### What to do
Give back each entry unchanged, minus pictures.

### The records
######
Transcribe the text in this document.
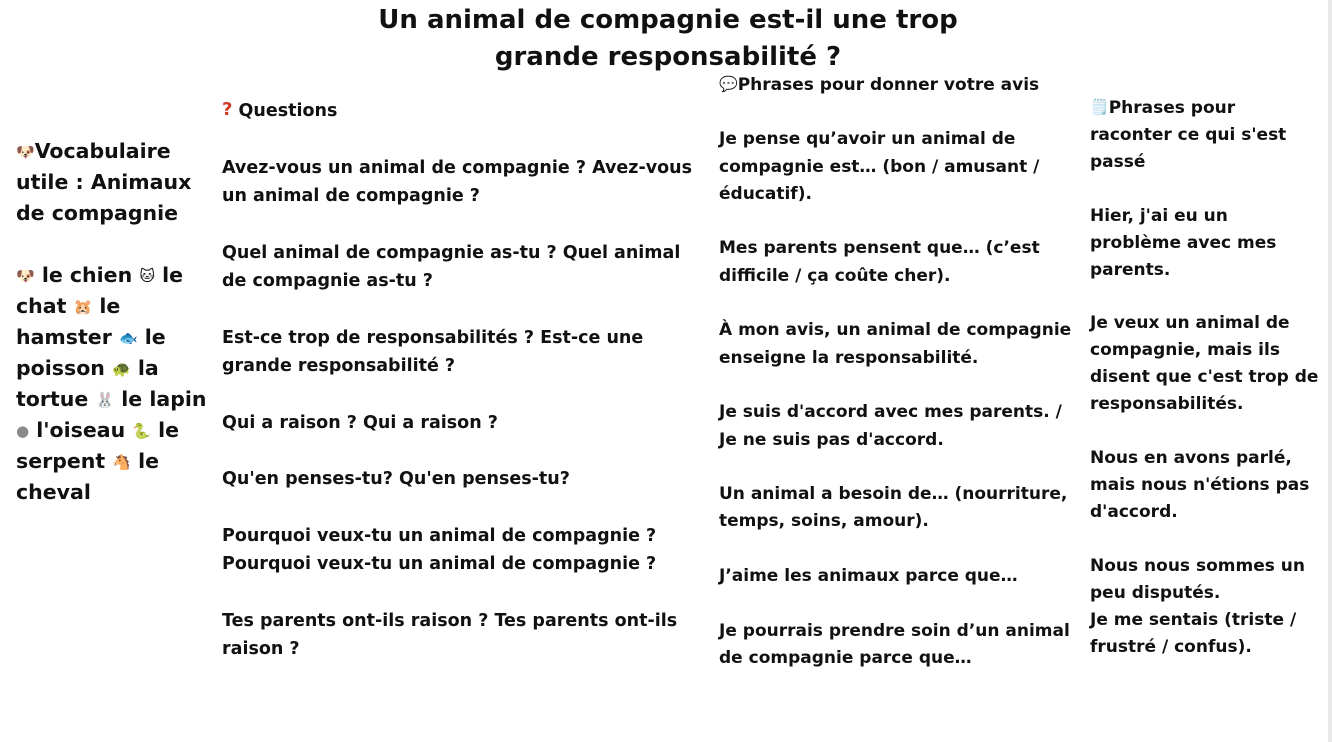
Un animal de compagnie est-il une trop
grande responsabilité ?

🐶Vocabulaire utile : Animaux de compagnie

🐶 le chien 🐱 le chat 🐹 le hamster 🐟 le poisson 🐢 la tortue 🐰 le lapin ● l'oiseau 🐍 le serpent 🐴 le cheval

? Questions

Avez-vous un animal de compagnie ? Avez-vous un animal de compagnie ?

Quel animal de compagnie as-tu ? Quel animal de compagnie as-tu ?

Est-ce trop de responsabilités ? Est-ce une grande responsabilité ?

Qui a raison ? Qui a raison ?

Qu'en penses-tu? Qu'en penses-tu?

Pourquoi veux-tu un animal de compagnie ? Pourquoi veux-tu un animal de compagnie ?

Tes parents ont-ils raison ? Tes parents ont-ils raison ?

💬Phrases pour donner votre avis

Je pense qu’avoir un animal de compagnie est… (bon / amusant / éducatif).

Mes parents pensent que… (c’est difficile / ça coûte cher).

À mon avis, un animal de compagnie enseigne la responsabilité.

Je suis d'accord avec mes parents. / Je ne suis pas d'accord.

Un animal a besoin de… (nourriture, temps, soins, amour).

J’aime les animaux parce que…

Je pourrais prendre soin d’un animal de compagnie parce que…

🗒️Phrases pour raconter ce qui s'est passé

Hier, j'ai eu un problème avec mes parents.

Je veux un animal de compagnie, mais ils disent que c'est trop de responsabilités.

Nous en avons parlé, mais nous n'étions pas d'accord.

Nous nous sommes un peu disputés.

Je me sentais (triste / frustré / confus).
######
### Exercise output
Transcribe the text in this document.
Un animal de compagnie est-il une trop
grande responsabilité ?

🐶Vocabulaire utile : Animaux de compagnie

🐶 le chien 🐱 le chat 🐹 le hamster 🐟 le poisson 🐢 la tortue 🐰 le lapin ● l'oiseau 🐍 le serpent 🐴 le cheval

? Questions

Avez-vous un animal de compagnie ? Avez-vous un animal de compagnie ?

Quel animal de compagnie as-tu ? Quel animal de compagnie as-tu ?

Est-ce trop de responsabilités ? Est-ce une grande responsabilité ?

Qui a raison ? Qui a raison ?

Qu'en penses-tu? Qu'en penses-tu?

Pourquoi veux-tu un animal de compagnie ? Pourquoi veux-tu un animal de compagnie ?

Tes parents ont-ils raison ? Tes parents ont-ils raison ?

💬Phrases pour donner votre avis

Je pense qu’avoir un animal de compagnie est… (bon / amusant / éducatif).

Mes parents pensent que… (c’est difficile / ça coûte cher).

À mon avis, un animal de compagnie enseigne la responsabilité.

Je suis d'accord avec mes parents. / Je ne suis pas d'accord.

Un animal a besoin de… (nourriture, temps, soins, amour).

J’aime les animaux parce que…

Je pourrais prendre soin d’un animal de compagnie parce que…

🗒️Phrases pour raconter ce qui s'est passé

Hier, j'ai eu un problème avec mes parents.

Je veux un animal de compagnie, mais ils disent que c'est trop de responsabilités.

Nous en avons parlé, mais nous n'étions pas d'accord.

Nous nous sommes un peu disputés.

Je me sentais (triste / frustré / confus).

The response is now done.